● Exercise requirements
Copy all lines of the listing that include the string "聚焦钱塘区两会".

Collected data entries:
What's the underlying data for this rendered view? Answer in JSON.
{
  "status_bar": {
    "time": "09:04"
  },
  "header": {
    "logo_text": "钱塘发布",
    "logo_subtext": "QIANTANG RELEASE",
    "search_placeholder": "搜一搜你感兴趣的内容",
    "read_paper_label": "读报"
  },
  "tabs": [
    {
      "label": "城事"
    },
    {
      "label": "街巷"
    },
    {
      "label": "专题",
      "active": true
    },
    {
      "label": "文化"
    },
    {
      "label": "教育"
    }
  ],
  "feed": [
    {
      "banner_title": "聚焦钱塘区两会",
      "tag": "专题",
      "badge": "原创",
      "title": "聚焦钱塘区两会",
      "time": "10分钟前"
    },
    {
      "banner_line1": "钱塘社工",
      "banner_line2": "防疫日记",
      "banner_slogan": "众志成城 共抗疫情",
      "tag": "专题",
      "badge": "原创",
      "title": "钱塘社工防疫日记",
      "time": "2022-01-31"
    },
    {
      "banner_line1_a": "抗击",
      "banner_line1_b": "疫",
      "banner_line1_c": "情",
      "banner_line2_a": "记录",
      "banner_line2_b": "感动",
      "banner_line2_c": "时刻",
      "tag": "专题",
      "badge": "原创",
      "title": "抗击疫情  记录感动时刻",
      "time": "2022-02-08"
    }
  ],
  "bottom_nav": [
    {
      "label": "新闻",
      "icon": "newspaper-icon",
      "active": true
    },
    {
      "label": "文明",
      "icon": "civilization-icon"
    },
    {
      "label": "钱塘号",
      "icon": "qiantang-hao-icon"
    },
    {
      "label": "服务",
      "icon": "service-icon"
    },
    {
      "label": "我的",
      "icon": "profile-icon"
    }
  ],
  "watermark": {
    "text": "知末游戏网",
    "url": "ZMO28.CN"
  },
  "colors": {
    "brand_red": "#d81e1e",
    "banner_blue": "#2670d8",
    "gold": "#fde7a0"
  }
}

● Task response
      "banner_title": "聚焦钱塘区两会",
      "title": "聚焦钱塘区两会",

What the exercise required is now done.